What is asked ▸
The records below hold pictures; please leave those out and retype the rest exactly.

[Excerpt from a dataset]
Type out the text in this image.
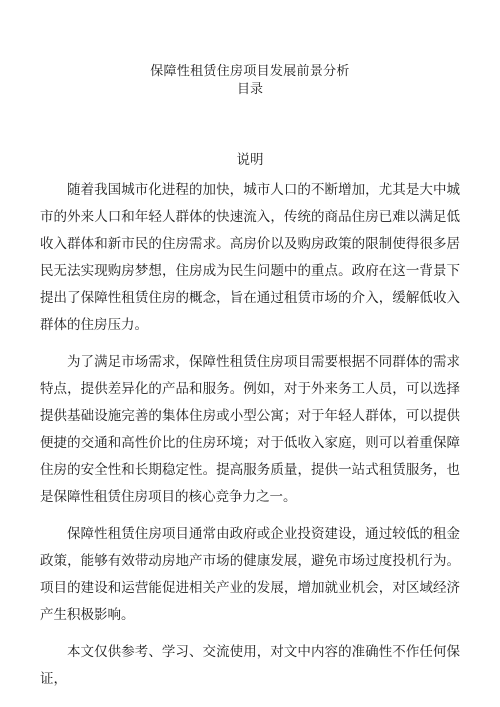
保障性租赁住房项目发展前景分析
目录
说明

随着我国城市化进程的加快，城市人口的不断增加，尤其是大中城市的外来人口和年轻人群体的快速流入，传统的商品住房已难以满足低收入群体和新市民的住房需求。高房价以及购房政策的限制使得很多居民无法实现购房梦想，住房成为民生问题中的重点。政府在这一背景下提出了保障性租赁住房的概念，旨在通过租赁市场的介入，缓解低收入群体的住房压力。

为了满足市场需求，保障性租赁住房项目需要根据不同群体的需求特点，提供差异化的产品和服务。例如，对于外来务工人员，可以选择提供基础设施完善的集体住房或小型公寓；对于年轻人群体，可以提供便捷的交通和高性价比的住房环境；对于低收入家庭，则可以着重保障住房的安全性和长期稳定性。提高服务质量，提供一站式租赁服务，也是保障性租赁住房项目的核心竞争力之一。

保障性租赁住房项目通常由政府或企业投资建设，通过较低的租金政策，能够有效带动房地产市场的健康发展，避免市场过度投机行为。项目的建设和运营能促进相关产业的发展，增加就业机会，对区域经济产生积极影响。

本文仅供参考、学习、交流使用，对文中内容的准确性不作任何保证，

Output below ▸
Type out the text in this image.
保障性租赁住房项目发展前景分析
目录
说明

随着我国城市化进程的加快，城市人口的不断增加，尤其是大中城市的外来人口和年轻人群体的快速流入，传统的商品住房已难以满足低收入群体和新市民的住房需求。高房价以及购房政策的限制使得很多居民无法实现购房梦想，住房成为民生问题中的重点。政府在这一背景下提出了保障性租赁住房的概念，旨在通过租赁市场的介入，缓解低收入群体的住房压力。

为了满足市场需求，保障性租赁住房项目需要根据不同群体的需求特点，提供差异化的产品和服务。例如，对于外来务工人员，可以选择提供基础设施完善的集体住房或小型公寓；对于年轻人群体，可以提供便捷的交通和高性价比的住房环境；对于低收入家庭，则可以着重保障住房的安全性和长期稳定性。提高服务质量，提供一站式租赁服务，也是保障性租赁住房项目的核心竞争力之一。

保障性租赁住房项目通常由政府或企业投资建设，通过较低的租金政策，能够有效带动房地产市场的健康发展，避免市场过度投机行为。项目的建设和运营能促进相关产业的发展，增加就业机会，对区域经济产生积极影响。

本文仅供参考、学习、交流使用，对文中内容的准确性不作任何保证，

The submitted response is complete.